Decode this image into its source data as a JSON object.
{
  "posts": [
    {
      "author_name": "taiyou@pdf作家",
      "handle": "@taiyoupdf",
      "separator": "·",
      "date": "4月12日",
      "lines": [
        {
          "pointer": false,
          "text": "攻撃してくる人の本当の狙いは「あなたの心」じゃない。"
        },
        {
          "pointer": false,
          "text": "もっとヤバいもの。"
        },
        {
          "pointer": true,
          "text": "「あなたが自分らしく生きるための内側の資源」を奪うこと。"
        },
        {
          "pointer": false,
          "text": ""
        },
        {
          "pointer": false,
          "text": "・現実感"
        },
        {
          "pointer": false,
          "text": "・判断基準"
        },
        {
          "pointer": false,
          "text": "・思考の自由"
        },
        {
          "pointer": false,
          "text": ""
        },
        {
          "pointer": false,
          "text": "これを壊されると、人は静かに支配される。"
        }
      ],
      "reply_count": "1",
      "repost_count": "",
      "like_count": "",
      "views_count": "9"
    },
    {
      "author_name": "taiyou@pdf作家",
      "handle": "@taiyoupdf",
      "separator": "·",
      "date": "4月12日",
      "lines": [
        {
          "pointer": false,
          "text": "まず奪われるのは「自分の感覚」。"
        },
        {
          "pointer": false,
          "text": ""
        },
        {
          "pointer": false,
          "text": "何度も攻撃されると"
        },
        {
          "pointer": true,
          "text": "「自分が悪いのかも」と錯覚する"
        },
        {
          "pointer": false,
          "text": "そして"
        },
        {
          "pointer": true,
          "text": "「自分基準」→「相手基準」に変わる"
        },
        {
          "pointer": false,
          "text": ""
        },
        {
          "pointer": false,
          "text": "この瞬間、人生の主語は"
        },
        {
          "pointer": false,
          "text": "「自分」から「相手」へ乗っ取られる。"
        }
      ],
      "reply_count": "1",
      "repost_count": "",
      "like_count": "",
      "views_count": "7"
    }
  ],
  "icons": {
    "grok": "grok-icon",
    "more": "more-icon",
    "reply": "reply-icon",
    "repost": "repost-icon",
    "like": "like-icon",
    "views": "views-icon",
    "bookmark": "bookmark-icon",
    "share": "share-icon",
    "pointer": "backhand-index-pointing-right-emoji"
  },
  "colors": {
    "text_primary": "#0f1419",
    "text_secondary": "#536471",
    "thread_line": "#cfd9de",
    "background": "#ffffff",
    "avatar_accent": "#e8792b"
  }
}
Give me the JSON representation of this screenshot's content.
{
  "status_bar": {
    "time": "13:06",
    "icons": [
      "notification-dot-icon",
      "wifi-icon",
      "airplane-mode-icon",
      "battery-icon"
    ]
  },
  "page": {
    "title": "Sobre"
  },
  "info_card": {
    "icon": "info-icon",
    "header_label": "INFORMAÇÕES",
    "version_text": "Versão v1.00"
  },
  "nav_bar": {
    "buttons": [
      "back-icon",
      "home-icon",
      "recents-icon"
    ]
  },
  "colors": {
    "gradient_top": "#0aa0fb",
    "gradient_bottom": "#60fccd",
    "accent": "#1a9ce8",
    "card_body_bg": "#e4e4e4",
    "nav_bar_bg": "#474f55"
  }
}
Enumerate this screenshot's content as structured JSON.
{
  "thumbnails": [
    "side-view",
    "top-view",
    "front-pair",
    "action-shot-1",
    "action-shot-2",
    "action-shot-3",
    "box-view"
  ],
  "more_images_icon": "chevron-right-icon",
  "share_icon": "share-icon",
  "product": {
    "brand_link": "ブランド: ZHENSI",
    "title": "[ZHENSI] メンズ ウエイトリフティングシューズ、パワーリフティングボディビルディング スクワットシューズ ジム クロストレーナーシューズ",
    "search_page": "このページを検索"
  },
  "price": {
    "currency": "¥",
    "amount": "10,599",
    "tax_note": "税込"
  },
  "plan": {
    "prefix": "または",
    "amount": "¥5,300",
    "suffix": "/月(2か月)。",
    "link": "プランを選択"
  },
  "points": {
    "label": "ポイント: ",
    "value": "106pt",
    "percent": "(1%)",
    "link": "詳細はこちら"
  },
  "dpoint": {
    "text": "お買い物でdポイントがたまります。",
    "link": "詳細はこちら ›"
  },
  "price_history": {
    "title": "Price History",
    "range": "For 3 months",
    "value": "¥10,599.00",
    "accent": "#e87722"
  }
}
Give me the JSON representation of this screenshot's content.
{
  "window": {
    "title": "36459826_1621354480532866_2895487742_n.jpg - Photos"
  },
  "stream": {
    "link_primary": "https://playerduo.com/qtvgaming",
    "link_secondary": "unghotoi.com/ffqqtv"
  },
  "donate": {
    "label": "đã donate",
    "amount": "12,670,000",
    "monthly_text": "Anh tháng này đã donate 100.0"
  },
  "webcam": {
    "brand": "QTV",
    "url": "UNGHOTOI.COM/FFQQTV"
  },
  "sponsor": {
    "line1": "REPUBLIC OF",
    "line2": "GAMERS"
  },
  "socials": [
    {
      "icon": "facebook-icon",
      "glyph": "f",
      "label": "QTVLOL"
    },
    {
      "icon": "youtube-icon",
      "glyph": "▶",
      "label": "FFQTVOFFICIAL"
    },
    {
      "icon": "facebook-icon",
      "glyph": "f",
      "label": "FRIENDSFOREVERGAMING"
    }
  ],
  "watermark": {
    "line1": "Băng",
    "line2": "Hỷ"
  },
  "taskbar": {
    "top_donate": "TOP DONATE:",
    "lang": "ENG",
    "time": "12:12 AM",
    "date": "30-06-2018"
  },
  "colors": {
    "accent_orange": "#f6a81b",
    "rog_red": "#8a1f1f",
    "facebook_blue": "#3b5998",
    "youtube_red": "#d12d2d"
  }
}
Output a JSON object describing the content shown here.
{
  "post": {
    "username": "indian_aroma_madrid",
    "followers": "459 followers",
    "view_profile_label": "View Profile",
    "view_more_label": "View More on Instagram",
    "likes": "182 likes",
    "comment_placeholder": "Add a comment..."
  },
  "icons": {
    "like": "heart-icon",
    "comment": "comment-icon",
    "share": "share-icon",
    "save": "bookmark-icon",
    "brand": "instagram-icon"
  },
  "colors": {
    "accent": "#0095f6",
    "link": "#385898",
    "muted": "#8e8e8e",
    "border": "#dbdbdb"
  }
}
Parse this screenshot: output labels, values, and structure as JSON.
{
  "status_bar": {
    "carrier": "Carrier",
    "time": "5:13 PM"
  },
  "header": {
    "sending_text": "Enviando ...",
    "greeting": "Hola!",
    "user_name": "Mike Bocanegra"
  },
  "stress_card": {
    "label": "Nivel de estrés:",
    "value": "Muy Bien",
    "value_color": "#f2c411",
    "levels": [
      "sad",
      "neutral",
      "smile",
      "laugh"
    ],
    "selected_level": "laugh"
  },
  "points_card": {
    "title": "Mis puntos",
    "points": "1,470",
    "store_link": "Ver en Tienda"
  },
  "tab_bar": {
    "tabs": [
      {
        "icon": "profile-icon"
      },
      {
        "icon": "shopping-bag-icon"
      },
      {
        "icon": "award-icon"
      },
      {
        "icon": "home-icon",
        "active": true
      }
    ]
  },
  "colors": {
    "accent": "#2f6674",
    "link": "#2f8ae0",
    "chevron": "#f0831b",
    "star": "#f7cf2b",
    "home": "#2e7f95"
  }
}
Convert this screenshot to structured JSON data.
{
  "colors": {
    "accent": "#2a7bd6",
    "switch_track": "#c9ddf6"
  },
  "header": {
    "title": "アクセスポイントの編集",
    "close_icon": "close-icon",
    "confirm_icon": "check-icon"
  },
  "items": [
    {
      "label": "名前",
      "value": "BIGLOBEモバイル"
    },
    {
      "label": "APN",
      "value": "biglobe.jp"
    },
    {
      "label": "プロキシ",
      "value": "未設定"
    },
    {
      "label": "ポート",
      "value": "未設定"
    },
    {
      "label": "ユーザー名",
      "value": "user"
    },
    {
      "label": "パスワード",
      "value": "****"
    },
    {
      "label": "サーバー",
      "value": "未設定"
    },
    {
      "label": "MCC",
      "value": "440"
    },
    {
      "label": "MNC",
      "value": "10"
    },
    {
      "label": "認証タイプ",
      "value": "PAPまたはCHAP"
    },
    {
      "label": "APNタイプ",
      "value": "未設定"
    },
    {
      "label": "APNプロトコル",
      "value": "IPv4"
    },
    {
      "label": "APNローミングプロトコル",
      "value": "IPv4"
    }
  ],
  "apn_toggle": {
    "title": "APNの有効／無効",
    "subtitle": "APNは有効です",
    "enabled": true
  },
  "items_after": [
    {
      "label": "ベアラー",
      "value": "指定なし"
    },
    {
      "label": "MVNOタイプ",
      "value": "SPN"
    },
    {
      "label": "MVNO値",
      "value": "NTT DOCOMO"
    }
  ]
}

GOAL OF THE EXERCISE:
Show every line in the entries where the string "action" occurs.

EXERCISE ANSWER:
    "action-shot-1",
    "action-shot-2",
    "action-shot-3",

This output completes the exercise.